- _GOAL_
Give the lines again exactly, from the one holding "OCR this image." to the last line of the listing below, both ends included and nothing added.

- _DATA FOR THE TASK_

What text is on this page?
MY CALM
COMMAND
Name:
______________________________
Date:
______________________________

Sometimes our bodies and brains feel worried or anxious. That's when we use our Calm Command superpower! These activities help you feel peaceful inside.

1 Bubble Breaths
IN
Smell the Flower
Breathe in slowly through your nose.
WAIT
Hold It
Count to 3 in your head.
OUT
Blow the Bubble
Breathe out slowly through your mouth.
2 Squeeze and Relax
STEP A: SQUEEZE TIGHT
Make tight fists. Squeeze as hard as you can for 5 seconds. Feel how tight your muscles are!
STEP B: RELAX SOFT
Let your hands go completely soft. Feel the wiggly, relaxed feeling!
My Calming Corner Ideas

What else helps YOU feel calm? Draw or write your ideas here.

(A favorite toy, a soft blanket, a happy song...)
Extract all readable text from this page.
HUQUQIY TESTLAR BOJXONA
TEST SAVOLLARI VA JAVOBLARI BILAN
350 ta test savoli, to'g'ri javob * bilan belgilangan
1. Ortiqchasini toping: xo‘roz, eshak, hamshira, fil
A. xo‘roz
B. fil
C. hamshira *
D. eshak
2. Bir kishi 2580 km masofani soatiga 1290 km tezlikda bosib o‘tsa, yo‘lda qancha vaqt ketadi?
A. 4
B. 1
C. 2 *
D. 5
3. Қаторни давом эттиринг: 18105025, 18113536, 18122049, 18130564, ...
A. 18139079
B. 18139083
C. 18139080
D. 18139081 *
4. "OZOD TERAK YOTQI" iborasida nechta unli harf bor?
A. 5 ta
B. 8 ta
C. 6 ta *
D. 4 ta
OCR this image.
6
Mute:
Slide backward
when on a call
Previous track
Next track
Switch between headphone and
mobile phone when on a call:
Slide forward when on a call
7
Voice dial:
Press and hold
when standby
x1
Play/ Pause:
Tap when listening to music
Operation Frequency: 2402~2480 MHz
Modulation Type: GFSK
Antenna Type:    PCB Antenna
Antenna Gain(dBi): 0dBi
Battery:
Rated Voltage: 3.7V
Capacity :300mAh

- _ANSWER_
OCR this image.
6
Mute:
Slide backward
when on a call
Previous track
Next track
Switch between headphone and
mobile phone when on a call:
Slide forward when on a call
7
Voice dial:
Press and hold
when standby
x1
Play/ Pause:
Tap when listening to music
Operation Frequency: 2402~2480 MHz
Modulation Type: GFSK
Antenna Type:    PCB Antenna
Antenna Gain(dBi): 0dBi
Battery:
Rated Voltage: 3.7V
Capacity :300mAh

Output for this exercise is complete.